-- Directions for this task --
Could you copy out the data below line for line, keeping every character unchanged?

-- Dataset records --
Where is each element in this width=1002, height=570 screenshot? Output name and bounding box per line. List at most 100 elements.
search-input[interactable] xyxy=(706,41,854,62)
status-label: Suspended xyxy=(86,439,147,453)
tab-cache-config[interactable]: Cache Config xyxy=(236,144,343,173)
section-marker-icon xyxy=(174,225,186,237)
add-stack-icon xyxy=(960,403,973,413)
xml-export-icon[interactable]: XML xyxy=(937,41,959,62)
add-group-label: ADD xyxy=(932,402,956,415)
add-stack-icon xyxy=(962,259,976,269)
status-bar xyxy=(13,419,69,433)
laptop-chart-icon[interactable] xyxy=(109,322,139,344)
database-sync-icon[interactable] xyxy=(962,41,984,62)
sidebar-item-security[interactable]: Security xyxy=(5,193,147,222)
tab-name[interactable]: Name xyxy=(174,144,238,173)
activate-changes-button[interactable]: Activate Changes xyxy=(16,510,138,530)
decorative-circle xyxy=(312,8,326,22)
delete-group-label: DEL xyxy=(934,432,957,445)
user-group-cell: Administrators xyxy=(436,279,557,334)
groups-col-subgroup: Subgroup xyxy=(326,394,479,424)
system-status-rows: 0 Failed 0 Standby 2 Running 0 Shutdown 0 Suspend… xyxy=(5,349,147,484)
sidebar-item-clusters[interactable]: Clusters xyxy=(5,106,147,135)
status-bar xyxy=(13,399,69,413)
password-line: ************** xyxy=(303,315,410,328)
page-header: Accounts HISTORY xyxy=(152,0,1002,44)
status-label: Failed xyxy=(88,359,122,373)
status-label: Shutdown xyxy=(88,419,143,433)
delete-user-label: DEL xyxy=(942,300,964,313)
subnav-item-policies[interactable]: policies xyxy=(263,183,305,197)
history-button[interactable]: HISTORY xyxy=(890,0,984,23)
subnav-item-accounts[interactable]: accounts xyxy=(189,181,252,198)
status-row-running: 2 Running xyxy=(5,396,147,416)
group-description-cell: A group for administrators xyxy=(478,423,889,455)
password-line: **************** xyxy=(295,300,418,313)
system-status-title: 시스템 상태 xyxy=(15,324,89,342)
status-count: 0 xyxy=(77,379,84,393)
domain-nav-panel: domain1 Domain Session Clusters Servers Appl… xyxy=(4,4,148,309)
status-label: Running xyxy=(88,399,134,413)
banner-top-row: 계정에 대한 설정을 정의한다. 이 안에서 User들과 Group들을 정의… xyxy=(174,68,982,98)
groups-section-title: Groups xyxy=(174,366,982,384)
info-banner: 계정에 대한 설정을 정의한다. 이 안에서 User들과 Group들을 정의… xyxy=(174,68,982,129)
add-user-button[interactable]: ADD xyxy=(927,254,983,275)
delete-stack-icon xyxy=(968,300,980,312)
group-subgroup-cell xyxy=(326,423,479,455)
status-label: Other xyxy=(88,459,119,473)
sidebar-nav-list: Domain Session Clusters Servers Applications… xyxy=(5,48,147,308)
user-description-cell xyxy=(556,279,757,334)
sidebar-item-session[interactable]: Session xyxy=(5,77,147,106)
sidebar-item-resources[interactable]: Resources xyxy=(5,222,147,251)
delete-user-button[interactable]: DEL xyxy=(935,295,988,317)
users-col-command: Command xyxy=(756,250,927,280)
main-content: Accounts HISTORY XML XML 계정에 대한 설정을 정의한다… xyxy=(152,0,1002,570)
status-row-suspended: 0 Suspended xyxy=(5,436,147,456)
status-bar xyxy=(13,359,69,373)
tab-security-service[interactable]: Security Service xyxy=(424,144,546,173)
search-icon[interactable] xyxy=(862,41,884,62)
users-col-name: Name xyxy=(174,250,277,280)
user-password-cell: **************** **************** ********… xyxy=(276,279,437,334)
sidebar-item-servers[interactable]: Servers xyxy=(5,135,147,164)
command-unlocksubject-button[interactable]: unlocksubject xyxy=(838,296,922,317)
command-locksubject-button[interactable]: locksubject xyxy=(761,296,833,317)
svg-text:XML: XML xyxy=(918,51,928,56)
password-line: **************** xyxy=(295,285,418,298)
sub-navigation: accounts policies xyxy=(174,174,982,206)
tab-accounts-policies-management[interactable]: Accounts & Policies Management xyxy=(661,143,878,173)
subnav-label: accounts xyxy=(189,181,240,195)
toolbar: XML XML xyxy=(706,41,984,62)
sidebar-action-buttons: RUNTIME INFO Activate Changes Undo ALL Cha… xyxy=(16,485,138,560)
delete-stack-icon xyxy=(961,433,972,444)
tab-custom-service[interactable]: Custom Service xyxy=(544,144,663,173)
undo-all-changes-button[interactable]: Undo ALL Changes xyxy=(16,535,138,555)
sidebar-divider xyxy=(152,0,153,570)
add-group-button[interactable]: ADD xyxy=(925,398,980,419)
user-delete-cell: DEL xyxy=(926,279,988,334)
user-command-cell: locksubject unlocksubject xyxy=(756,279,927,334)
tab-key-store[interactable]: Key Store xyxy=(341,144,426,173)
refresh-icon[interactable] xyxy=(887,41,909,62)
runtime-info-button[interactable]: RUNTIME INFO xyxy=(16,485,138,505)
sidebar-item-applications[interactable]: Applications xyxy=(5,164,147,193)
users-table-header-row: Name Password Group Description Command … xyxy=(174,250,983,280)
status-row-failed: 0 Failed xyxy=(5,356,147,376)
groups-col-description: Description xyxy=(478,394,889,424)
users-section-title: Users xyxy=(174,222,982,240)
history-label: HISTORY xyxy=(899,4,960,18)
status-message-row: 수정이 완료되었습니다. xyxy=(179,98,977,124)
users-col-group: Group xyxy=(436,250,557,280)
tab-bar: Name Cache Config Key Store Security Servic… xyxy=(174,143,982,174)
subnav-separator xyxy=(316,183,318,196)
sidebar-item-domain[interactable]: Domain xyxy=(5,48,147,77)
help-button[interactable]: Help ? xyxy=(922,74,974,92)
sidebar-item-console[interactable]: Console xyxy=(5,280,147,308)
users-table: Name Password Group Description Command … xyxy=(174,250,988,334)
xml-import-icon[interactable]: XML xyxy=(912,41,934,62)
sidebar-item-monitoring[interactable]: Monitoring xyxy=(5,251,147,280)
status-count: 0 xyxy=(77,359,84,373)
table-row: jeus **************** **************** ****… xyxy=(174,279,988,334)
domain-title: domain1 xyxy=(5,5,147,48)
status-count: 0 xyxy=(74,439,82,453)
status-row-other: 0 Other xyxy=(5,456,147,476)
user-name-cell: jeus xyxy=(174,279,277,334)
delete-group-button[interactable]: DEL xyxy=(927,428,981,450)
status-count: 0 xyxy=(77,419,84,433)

-- Output for this exercise --
Where is each element in this width=1002, height=570 screenshot? Output name and bounding box per line. List at most 100 elements.
search-input[interactable] xyxy=(706,41,854,62)
status-label: Suspended xyxy=(86,439,147,453)
tab-cache-config[interactable]: Cache Config xyxy=(236,144,343,173)
section-marker-icon xyxy=(174,225,186,237)
add-stack-icon xyxy=(960,403,973,413)
xml-export-icon[interactable]: XML xyxy=(937,41,959,62)
add-group-label: ADD xyxy=(932,402,956,415)
add-stack-icon xyxy=(962,259,976,269)
status-bar xyxy=(13,419,69,433)
laptop-chart-icon[interactable] xyxy=(109,322,139,344)
database-sync-icon[interactable] xyxy=(962,41,984,62)
sidebar-item-security[interactable]: Security xyxy=(5,193,147,222)
tab-name[interactable]: Name xyxy=(174,144,238,173)
activate-changes-button[interactable]: Activate Changes xyxy=(16,510,138,530)
decorative-circle xyxy=(312,8,326,22)
delete-group-label: DEL xyxy=(934,432,957,445)
user-group-cell: Administrators xyxy=(436,279,557,334)
groups-col-subgroup: Subgroup xyxy=(326,394,479,424)
system-status-rows: 0 Failed 0 Standby 2 Running 0 Shutdown 0 Suspend… xyxy=(5,349,147,484)
sidebar-item-clusters[interactable]: Clusters xyxy=(5,106,147,135)
status-bar xyxy=(13,399,69,413)
password-line: ************** xyxy=(303,315,410,328)
page-header: Accounts HISTORY xyxy=(152,0,1002,44)
status-label: Failed xyxy=(88,359,122,373)
status-label: Shutdown xyxy=(88,419,143,433)
delete-user-label: DEL xyxy=(942,300,964,313)
subnav-item-policies[interactable]: policies xyxy=(263,183,305,197)
history-button[interactable]: HISTORY xyxy=(890,0,984,23)
subnav-item-accounts[interactable]: accounts xyxy=(189,181,252,198)
status-row-running: 2 Running xyxy=(5,396,147,416)
group-description-cell: A group for administrators xyxy=(478,423,889,455)
password-line: **************** xyxy=(295,300,418,313)
system-status-title: 시스템 상태 xyxy=(15,324,89,342)
status-count: 0 xyxy=(77,379,84,393)
domain-nav-panel: domain1 Domain Session Clusters Servers Appl… xyxy=(4,4,148,309)
status-label: Running xyxy=(88,399,134,413)
banner-top-row: 계정에 대한 설정을 정의한다. 이 안에서 User들과 Group들을 정의… xyxy=(174,68,982,98)
groups-section-title: Groups xyxy=(174,366,982,384)
info-banner: 계정에 대한 설정을 정의한다. 이 안에서 User들과 Group들을 정의… xyxy=(174,68,982,129)
add-user-button[interactable]: ADD xyxy=(927,254,983,275)
delete-stack-icon xyxy=(968,300,980,312)
group-subgroup-cell xyxy=(326,423,479,455)
status-label: Other xyxy=(88,459,119,473)
sidebar-nav-list: Domain Session Clusters Servers Applications… xyxy=(5,48,147,308)
user-description-cell xyxy=(556,279,757,334)
sidebar-item-session[interactable]: Session xyxy=(5,77,147,106)
sidebar-item-resources[interactable]: Resources xyxy=(5,222,147,251)
delete-user-button[interactable]: DEL xyxy=(935,295,988,317)
users-col-command: Command xyxy=(756,250,927,280)
main-content: Accounts HISTORY XML XML 계정에 대한 설정을 정의한다… xyxy=(152,0,1002,570)
status-row-suspended: 0 Suspended xyxy=(5,436,147,456)
status-bar xyxy=(13,359,69,373)
tab-security-service[interactable]: Security Service xyxy=(424,144,546,173)
search-icon[interactable] xyxy=(862,41,884,62)
users-col-name: Name xyxy=(174,250,277,280)
user-password-cell: **************** **************** ********… xyxy=(276,279,437,334)
sidebar-item-servers[interactable]: Servers xyxy=(5,135,147,164)
command-unlocksubject-button[interactable]: unlocksubject xyxy=(838,296,922,317)
command-locksubject-button[interactable]: locksubject xyxy=(761,296,833,317)
svg-text:XML: XML xyxy=(918,51,928,56)
password-line: **************** xyxy=(295,285,418,298)
sub-navigation: accounts policies xyxy=(174,174,982,206)
tab-accounts-policies-management[interactable]: Accounts & Policies Management xyxy=(661,143,878,173)
subnav-label: accounts xyxy=(189,181,240,195)
toolbar: XML XML xyxy=(706,41,984,62)
sidebar-action-buttons: RUNTIME INFO Activate Changes Undo ALL Cha… xyxy=(16,485,138,560)
delete-stack-icon xyxy=(961,433,972,444)
tab-custom-service[interactable]: Custom Service xyxy=(544,144,663,173)
undo-all-changes-button[interactable]: Undo ALL Changes xyxy=(16,535,138,555)
sidebar-divider xyxy=(152,0,153,570)
add-group-button[interactable]: ADD xyxy=(925,398,980,419)
user-delete-cell: DEL xyxy=(926,279,988,334)
user-command-cell: locksubject unlocksubject xyxy=(756,279,927,334)
tab-key-store[interactable]: Key Store xyxy=(341,144,426,173)
refresh-icon[interactable] xyxy=(887,41,909,62)
runtime-info-button[interactable]: RUNTIME INFO xyxy=(16,485,138,505)
sidebar-item-applications[interactable]: Applications xyxy=(5,164,147,193)
users-table-header-row: Name Password Group Description Command … xyxy=(174,250,983,280)
status-row-failed: 0 Failed xyxy=(5,356,147,376)
groups-col-description: Description xyxy=(478,394,889,424)
users-section-title: Users xyxy=(174,222,982,240)
history-label: HISTORY xyxy=(899,4,960,18)
status-message-row: 수정이 완료되었습니다. xyxy=(179,98,977,124)
users-col-group: Group xyxy=(436,250,557,280)
tab-bar: Name Cache Config Key Store Security Servic… xyxy=(174,143,982,174)
subnav-separator xyxy=(316,183,318,196)
sidebar-item-domain[interactable]: Domain xyxy=(5,48,147,77)
help-button[interactable]: Help ? xyxy=(922,74,974,92)
sidebar-item-console[interactable]: Console xyxy=(5,280,147,308)
users-table: Name Password Group Description Command … xyxy=(174,250,988,334)
xml-import-icon[interactable]: XML xyxy=(912,41,934,62)
sidebar-item-monitoring[interactable]: Monitoring xyxy=(5,251,147,280)
status-count: 0 xyxy=(77,359,84,373)
table-row: jeus **************** **************** ****… xyxy=(174,279,988,334)
domain-title: domain1 xyxy=(5,5,147,48)
status-count: 0 xyxy=(74,439,82,453)
status-row-other: 0 Other xyxy=(5,456,147,476)
user-name-cell: jeus xyxy=(174,279,277,334)
delete-group-button[interactable]: DEL xyxy=(927,428,981,450)
status-count: 0 xyxy=(77,419,84,433)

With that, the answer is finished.